Set problem: Below are the records. Gather each line that holds "some".
_ _ _ _
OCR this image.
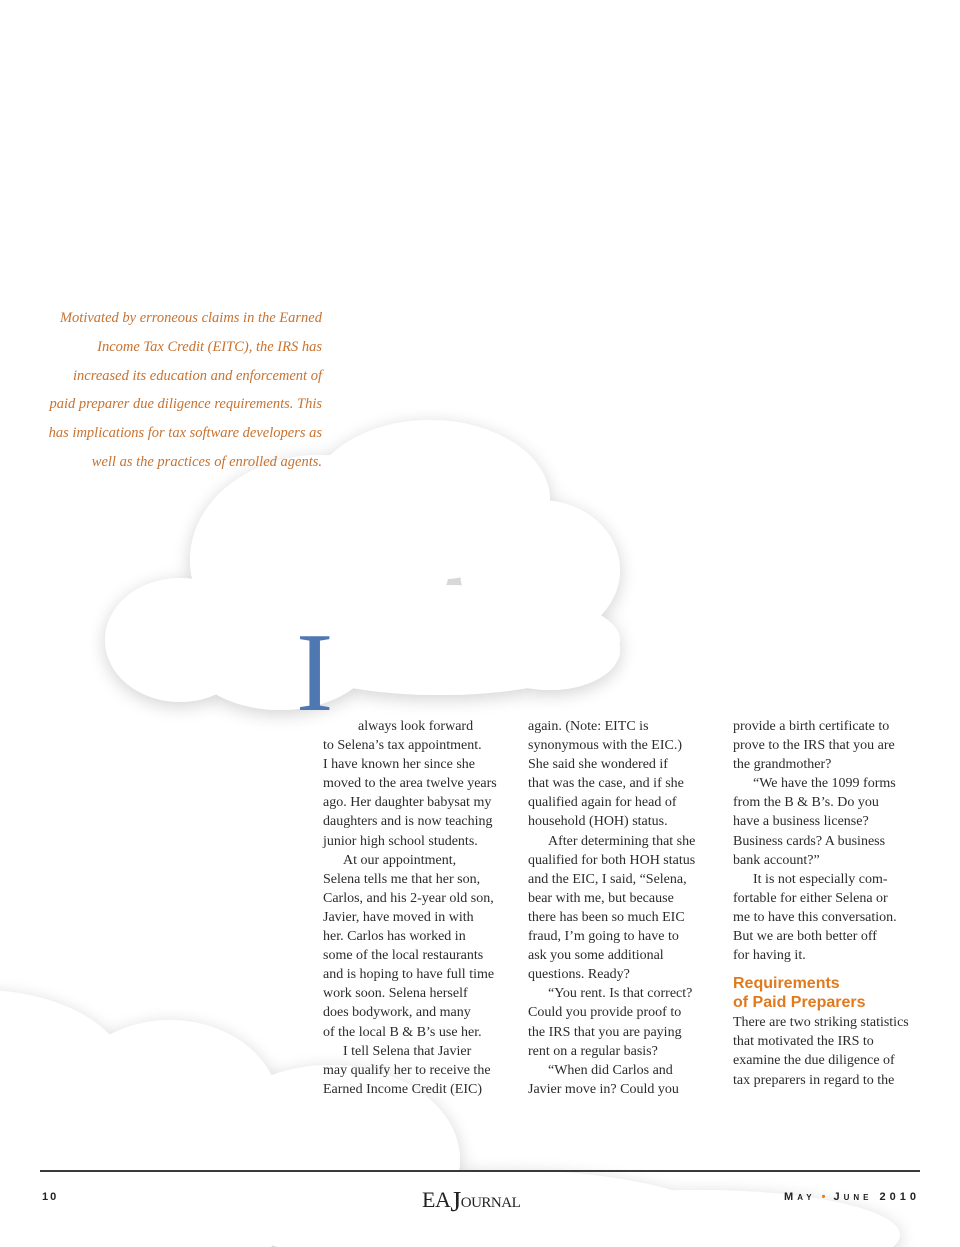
Motivated by erroneous claims in the Earned
Income Tax Credit (EITC), the IRS has
increased its education and enforcement of
paid preparer due diligence requirements. This
has implications for tax software developers as
well as the practices of enrolled agents.
I	always look forward
to Selena’s tax appointment.
I have known her since she
moved to the area twelve years
ago. Her daughter babysat my
daughters and is now teaching
junior high school students.
At our appointment,
Selena tells me that her son,
Carlos, and his 2-year old son,
Javier, have moved in with
her. Carlos has worked in
some of the local restaurants
and is hoping to have full time
work soon. Selena herself
does bodywork, and many
of the local B & B’s use her.
I tell Selena that Javier
may qualify her to receive the
Earned Income Credit (EIC)
again. (Note: EITC is
synonymous with the EIC.)
She said she wondered if
that was the case, and if she
qualified again for head of
household (HOH) status.
After determining that she
qualified for both HOH status
and the EIC, I said, “Selena,
bear with me, but because
there has been so much EIC
fraud, I’m going to have to
ask you some additional
questions. Ready?
“You rent. Is that correct?
Could you provide proof to
the IRS that you are paying
rent on a regular basis?
“When did Carlos and
Javier move in? Could you
provide a birth certificate to
prove to the IRS that you are
the grandmother?
“We have the 1099 forms
from the B & B’s. Do you
have a business license?
Business cards? A business
bank account?”
It is not especially com-
fortable for either Selena or
me to have this conversation.
But we are both better off
for having it.
Requirements
of Paid Preparers
There are two striking statistics
that motivated the IRS to
examine the due diligence of
tax preparers in regard to the
10	EAJournal	May • June 2010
_ _ _ _
Answer to the task:
some of the local restaurants
ask you some additional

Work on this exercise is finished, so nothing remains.